* _Exercise aim_
Retype all of the listing exactly, passing over any picture you find.
BEGIN Exercise input
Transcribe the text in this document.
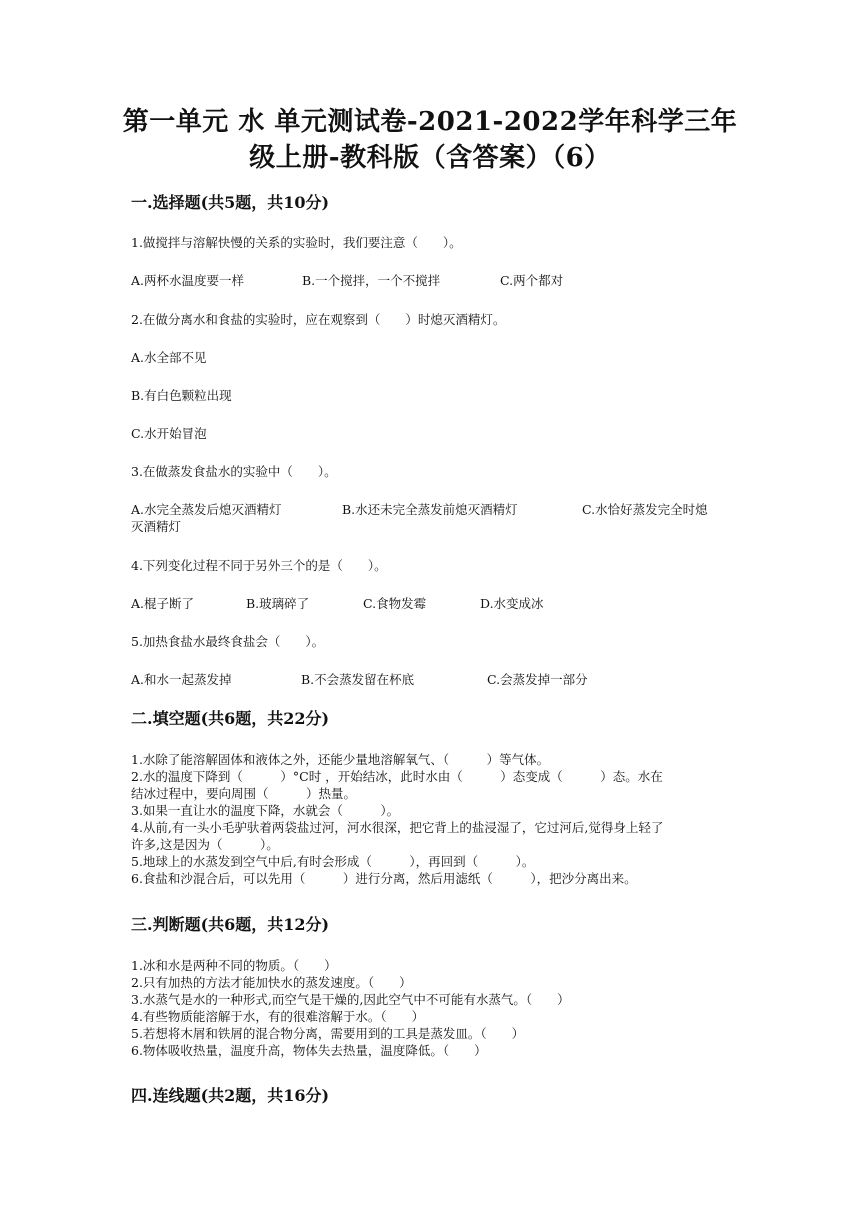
第一单元 水 单元测试卷-2021-2022学年科学三年
级上册-教科版（含答案）（6）
一.选择题(共5题，共10分)
1.做搅拌与溶解快慢的关系的实验时，我们要注意（　　）。
A.两杯水温度要一样	B.一个搅拌，一个不搅拌	C.两个都对
2.在做分离水和食盐的实验时，应在观察到（　　）时熄灭酒精灯。
A.水全部不见
B.有白色颗粒出现
C.水开始冒泡
3.在做蒸发食盐水的实验中（　　）。
A.水完全蒸发后熄灭酒精灯	B.水还未完全蒸发前熄灭酒精灯	C.水恰好蒸发完全时熄
灭酒精灯
4.下列变化过程不同于另外三个的是（　　）。
A.棍子断了	B.玻璃碎了	C.食物发霉	D.水变成冰
5.加热食盐水最终食盐会（　　）。
A.和水一起蒸发掉	B.不会蒸发留在杯底	C.会蒸发掉一部分
二.填空题(共6题，共22分)
1.水除了能溶解固体和液体之外，还能少量地溶解氧气、（　　　）等气体。
2.水的温度下降到（　　　）°C时 ，开始结冰，此时水由（　　　）态变成（　　　）态。水在
结冰过程中，要向周围（　　　）热量。
3.如果一直让水的温度下降，水就会（　　　）。
4.从前,有一头小毛驴驮着两袋盐过河，河水很深，把它背上的盐浸湿了，它过河后,觉得身上轻了
许多,这是因为（　　　）。
5.地球上的水蒸发到空气中后,有时会形成（　　　），再回到（　　　）。
6.食盐和沙混合后，可以先用（　　　）进行分离，然后用滤纸（　　　），把沙分离出来。
三.判断题(共6题，共12分)
1.冰和水是两种不同的物质。（　　）
2.只有加热的方法才能加快水的蒸发速度。（　　）
3.水蒸气是水的一种形式,而空气是干燥的,因此空气中不可能有水蒸气。（　　）
4.有些物质能溶解于水，有的很难溶解于水。（　　）
5.若想将木屑和铁屑的混合物分离，需要用到的工具是蒸发皿。（　　）
6.物体吸收热量，温度升高，物体失去热量，温度降低。（　　）
四.连线题(共2题，共16分)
END Exercise input
* _Correct response_
Transcribe the text in this document.
第一单元 水 单元测试卷-2021-2022学年科学三年
级上册-教科版（含答案）（6）
一.选择题(共5题，共10分)
1.做搅拌与溶解快慢的关系的实验时，我们要注意（　　）。
A.两杯水温度要一样	B.一个搅拌，一个不搅拌	C.两个都对
2.在做分离水和食盐的实验时，应在观察到（　　）时熄灭酒精灯。
A.水全部不见
B.有白色颗粒出现
C.水开始冒泡
3.在做蒸发食盐水的实验中（　　）。
A.水完全蒸发后熄灭酒精灯	B.水还未完全蒸发前熄灭酒精灯	C.水恰好蒸发完全时熄
灭酒精灯
4.下列变化过程不同于另外三个的是（　　）。
A.棍子断了	B.玻璃碎了	C.食物发霉	D.水变成冰
5.加热食盐水最终食盐会（　　）。
A.和水一起蒸发掉	B.不会蒸发留在杯底	C.会蒸发掉一部分
二.填空题(共6题，共22分)
1.水除了能溶解固体和液体之外，还能少量地溶解氧气、（　　　）等气体。
2.水的温度下降到（　　　）°C时 ，开始结冰，此时水由（　　　）态变成（　　　）态。水在
结冰过程中，要向周围（　　　）热量。
3.如果一直让水的温度下降，水就会（　　　）。
4.从前,有一头小毛驴驮着两袋盐过河，河水很深，把它背上的盐浸湿了，它过河后,觉得身上轻了
许多,这是因为（　　　）。
5.地球上的水蒸发到空气中后,有时会形成（　　　），再回到（　　　）。
6.食盐和沙混合后，可以先用（　　　）进行分离，然后用滤纸（　　　），把沙分离出来。
三.判断题(共6题，共12分)
1.冰和水是两种不同的物质。（　　）
2.只有加热的方法才能加快水的蒸发速度。（　　）
3.水蒸气是水的一种形式,而空气是干燥的,因此空气中不可能有水蒸气。（　　）
4.有些物质能溶解于水，有的很难溶解于水。（　　）
5.若想将木屑和铁屑的混合物分离，需要用到的工具是蒸发皿。（　　）
6.物体吸收热量，温度升高，物体失去热量，温度降低。（　　）
四.连线题(共2题，共16分)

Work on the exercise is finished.